**Material for this exercise**
-------------------------
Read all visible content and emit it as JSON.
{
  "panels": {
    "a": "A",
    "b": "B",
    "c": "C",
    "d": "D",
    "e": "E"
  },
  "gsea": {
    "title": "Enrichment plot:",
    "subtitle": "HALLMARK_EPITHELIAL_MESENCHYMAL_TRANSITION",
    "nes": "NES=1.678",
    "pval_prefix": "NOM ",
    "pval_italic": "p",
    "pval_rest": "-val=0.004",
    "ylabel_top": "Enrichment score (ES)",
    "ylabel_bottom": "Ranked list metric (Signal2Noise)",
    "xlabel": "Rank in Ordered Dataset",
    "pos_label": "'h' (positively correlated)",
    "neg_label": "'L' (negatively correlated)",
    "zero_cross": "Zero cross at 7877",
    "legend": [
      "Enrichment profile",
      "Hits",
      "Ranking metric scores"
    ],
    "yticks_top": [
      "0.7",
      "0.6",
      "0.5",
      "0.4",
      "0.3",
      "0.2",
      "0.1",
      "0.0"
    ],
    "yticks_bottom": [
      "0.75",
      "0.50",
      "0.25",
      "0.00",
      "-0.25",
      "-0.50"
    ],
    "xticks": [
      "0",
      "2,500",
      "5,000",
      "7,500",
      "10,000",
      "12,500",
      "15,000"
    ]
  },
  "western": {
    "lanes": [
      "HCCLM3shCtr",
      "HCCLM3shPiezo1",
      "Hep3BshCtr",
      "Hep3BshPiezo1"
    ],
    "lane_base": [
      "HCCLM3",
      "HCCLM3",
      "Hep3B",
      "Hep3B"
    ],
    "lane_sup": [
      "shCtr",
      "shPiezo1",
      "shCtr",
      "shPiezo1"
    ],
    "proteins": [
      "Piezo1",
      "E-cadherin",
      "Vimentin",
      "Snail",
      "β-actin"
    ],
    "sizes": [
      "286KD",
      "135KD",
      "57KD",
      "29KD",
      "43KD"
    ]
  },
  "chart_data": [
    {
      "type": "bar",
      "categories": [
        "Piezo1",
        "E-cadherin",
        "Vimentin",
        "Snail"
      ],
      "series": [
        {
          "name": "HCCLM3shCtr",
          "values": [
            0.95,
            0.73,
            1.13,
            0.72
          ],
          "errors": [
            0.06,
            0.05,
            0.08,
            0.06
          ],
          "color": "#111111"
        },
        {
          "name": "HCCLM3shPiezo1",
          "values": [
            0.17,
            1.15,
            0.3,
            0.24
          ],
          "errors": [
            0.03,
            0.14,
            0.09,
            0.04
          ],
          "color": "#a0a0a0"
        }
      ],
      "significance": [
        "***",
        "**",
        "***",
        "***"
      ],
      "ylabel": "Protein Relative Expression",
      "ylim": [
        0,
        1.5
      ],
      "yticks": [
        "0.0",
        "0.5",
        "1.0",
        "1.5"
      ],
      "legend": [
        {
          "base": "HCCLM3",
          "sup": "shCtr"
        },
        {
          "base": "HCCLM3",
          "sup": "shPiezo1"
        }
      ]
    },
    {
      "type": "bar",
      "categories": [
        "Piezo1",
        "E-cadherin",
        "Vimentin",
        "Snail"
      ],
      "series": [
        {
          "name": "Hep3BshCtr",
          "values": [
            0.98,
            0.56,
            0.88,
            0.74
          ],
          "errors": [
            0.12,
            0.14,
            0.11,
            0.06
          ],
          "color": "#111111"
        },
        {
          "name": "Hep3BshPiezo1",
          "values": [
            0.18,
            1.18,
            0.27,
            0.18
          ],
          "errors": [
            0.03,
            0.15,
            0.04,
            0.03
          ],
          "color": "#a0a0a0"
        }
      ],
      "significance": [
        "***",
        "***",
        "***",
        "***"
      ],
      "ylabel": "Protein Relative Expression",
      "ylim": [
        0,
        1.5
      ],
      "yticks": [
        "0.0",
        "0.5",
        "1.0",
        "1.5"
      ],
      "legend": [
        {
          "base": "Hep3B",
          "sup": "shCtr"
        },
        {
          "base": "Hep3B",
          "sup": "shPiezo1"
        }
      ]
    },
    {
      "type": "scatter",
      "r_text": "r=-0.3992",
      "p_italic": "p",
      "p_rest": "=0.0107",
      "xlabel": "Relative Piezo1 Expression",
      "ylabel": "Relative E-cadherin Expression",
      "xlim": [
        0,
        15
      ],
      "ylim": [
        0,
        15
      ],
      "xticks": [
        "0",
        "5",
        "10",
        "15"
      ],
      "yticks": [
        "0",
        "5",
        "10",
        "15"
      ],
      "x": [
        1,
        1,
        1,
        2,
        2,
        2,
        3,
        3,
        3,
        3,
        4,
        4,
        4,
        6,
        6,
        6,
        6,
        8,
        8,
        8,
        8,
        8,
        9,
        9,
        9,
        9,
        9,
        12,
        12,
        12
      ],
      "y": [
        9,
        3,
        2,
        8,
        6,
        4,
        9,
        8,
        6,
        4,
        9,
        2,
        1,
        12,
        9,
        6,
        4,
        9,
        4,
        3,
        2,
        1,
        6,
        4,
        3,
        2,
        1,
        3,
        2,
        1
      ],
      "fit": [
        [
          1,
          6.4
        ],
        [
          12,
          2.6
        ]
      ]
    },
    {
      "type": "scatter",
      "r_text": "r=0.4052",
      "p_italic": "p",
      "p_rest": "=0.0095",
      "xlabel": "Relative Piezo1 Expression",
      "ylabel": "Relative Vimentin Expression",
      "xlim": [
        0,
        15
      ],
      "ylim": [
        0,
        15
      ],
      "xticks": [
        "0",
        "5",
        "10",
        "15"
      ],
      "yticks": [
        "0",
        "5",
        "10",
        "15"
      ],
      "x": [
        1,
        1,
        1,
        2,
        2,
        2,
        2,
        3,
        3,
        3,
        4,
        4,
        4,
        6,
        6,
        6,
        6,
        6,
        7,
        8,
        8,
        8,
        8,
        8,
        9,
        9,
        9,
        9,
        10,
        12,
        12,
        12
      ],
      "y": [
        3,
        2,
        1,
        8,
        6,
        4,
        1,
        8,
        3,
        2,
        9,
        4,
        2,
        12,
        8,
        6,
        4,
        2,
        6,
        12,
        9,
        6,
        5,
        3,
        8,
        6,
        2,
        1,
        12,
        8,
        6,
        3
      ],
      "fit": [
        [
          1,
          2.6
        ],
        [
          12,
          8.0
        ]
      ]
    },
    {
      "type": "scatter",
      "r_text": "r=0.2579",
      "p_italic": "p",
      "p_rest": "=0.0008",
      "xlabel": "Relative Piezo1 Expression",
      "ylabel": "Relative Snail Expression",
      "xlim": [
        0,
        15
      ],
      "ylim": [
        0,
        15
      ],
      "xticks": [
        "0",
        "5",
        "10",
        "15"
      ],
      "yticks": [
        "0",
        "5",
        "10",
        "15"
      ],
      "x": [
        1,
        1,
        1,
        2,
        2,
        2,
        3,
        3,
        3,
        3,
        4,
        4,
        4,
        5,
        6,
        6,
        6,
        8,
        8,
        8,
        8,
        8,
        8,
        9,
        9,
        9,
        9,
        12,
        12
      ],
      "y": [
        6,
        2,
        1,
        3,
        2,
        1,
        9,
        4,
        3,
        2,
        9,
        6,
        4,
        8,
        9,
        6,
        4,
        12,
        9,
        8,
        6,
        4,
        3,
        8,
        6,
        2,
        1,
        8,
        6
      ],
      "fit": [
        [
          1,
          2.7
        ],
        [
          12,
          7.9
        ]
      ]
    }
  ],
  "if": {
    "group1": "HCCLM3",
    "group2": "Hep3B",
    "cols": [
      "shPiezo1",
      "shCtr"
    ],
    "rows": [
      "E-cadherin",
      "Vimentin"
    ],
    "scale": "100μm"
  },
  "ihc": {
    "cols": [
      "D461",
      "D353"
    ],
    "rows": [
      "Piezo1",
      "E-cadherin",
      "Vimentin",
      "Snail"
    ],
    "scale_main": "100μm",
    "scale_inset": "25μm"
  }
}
-------------------------
Among the lines of the data above, find those with the word "correlated" and show them.

**Your solution**
    "pos_label": "'h' (positively correlated)",
    "neg_label": "'L' (negatively correlated)",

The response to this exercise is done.